CHALLENGE: Each line that holds the word "已知函数" is to be identified and copied.

RECORD SET:
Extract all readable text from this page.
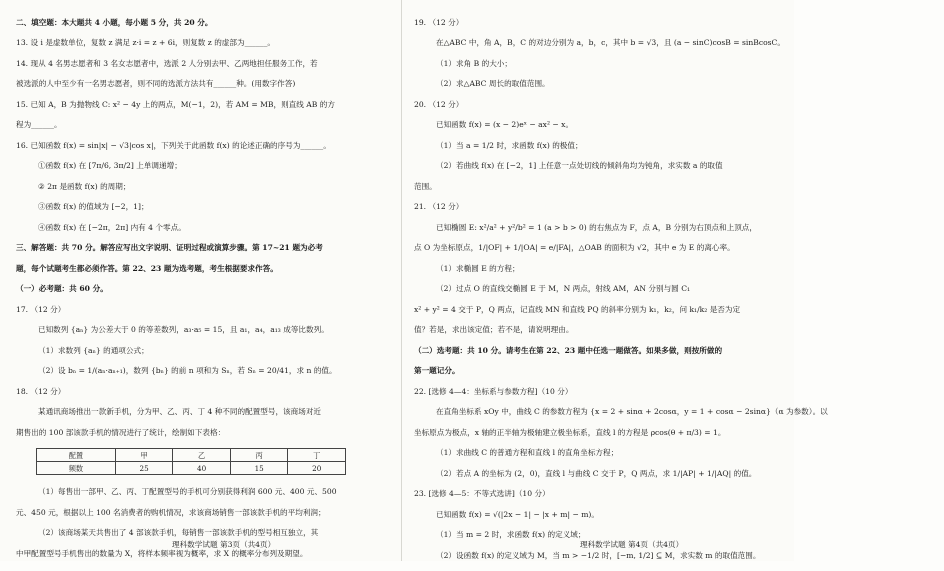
二、填空题：本大题共 4 小题，每小题 5 分，共 20 分。

13. 设 i 是虚数单位，复数 z 满足 z·i = z + 6i，则复数 z 的虚部为______。

14. 现从 4 名男志愿者和 3 名女志愿者中，选派 2 人分别去甲、乙两地担任服务工作，若

被选派的人中至少有一名男志愿者，则不同的选派方法共有______种。(用数字作答)

15. 已知 A，B 为抛物线 C: x² − 4y 上的两点，M(−1，2)，若 AM = MB，则直线 AB 的方

程为______。

16. 已知函数 f(x) = sin|x| − √3|cos x|，下列关于此函数 f(x) 的论述正确的序号为______。

①函数 f(x) 在 [7π/6, 3π/2] 上单调递增；

② 2π 是函数 f(x) 的周期；

③函数 f(x) 的值域为 [−2，1]；

④函数 f(x) 在 [−2π，2π] 内有 4 个零点。

三、解答题：共 70 分。解答应写出文字说明、证明过程或演算步骤。第 17~21 题为必考

题，每个试题考生都必须作答。第 22、23 题为选考题，考生根据要求作答。

（一）必考题：共 60 分。

17. （12 分）

已知数列 {aₙ} 为公差大于 0 的等差数列，a₃·a₅ = 15，且 a₁，a₄，a₁₃ 成等比数列。

（1）求数列 {aₙ} 的通项公式；

（2）设 bₙ = 1/(aₙ·aₙ₊₁)，数列 {bₙ} 的前 n 项和为 Sₙ，若 Sₙ = 20/41，求 n 的值。

18. （12 分）

某通讯商场推出一款新手机，分为甲、乙、丙、丁 4 种不同的配置型号，该商场对近

期售出的 100 部该款手机的情况进行了统计，绘制如下表格：

配置	甲	乙	丙	丁
频数	25	40	15	20

（1）每售出一部甲、乙、丙、丁配置型号的手机可分别获得利润 600 元、400 元、500

元、450 元，根据以上 100 名消费者的购机情况，求该商场销售一部该款手机的平均利润；

（2）该商场某天共售出了 4 部该款手机，每销售一部该款手机的型号相互独立，其

中甲配置型号手机售出的数量为 X，将样本频率视为概率，求 X 的概率分布列及期望。

19. （12 分）

在△ABC 中，角 A，B，C 的对边分别为 a，b，c，其中 b = √3，且 (a − sinC)cosB = sinBcosC。

（1）求角 B 的大小；

（2）求△ABC 周长的取值范围。

20. （12 分）

已知函数 f(x) = (x − 2)eˣ − ax² − x。

（1）当 a = 1/2 时，求函数 f(x) 的极值；

（2）若曲线 f(x) 在 [−2，1] 上任意一点处切线的倾斜角均为钝角，求实数 a 的取值

范围。

21. （12 分）

已知椭圆 E: x²/a² + y²/b² = 1 (a > b > 0) 的右焦点为 F，点 A，B 分别为右顶点和上顶点，

点 O 为坐标原点，1/|OF| + 1/|OA| = e/|FA|，△OAB 的面积为 √2，其中 e 为 E 的离心率。

（1）求椭圆 E 的方程；

（2）过点 O 的直线交椭圆 E 于 M，N 两点，射线 AM，AN 分别与圆 C₁

x² + y² = 4 交于 P，Q 两点，记直线 MN 和直线 PQ 的斜率分别为 k₁，k₂，问 k₁/k₂ 是否为定

值？若是，求出该定值；若不是，请说明理由。

（二）选考题：共 10 分。请考生在第 22、23 题中任选一题做答。如果多做，则按所做的

第一题记分。

22. [选修 4—4：坐标系与参数方程]（10 分）

在直角坐标系 xOy 中，曲线 C 的参数方程为 {x = 2 + sinα + 2cosα，y = 1 + cosα − 2sinα}（α 为参数）。以

坐标原点为极点，x 轴的正半轴为极轴建立极坐标系，直线 l 的方程是 ρcos(θ + π/3) = 1。

（1）求曲线 C 的普通方程和直线 l 的直角坐标方程；

（2）若点 A 的坐标为 (2，0)，直线 l 与曲线 C 交于 P，Q 两点，求 1/|AP| + 1/|AQ| 的值。

23. [选修 4—5：不等式选讲]（10 分）

已知函数 f(x) = √(|2x − 1| − |x + m| − m)。

（1）当 m = 2 时，求函数 f(x) 的定义域；

（2）设函数 f(x) 的定义域为 M，当 m > −1/2 时，[−m, 1/2] ⊆ M，求实数 m 的取值范围。

理科数学试题 第3页（共4页）	理科数学试题 第4页（共4页）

OUTPUT OF THE EXERCISE:
16. 已知函数 f(x) = sin|x| − √3|cos x|，下列关于此函数 f(x) 的论述正确的序号为______。
已知函数 f(x) = (x − 2)eˣ − ax² − x。
已知函数 f(x) = √(|2x − 1| − |x + m| − m)。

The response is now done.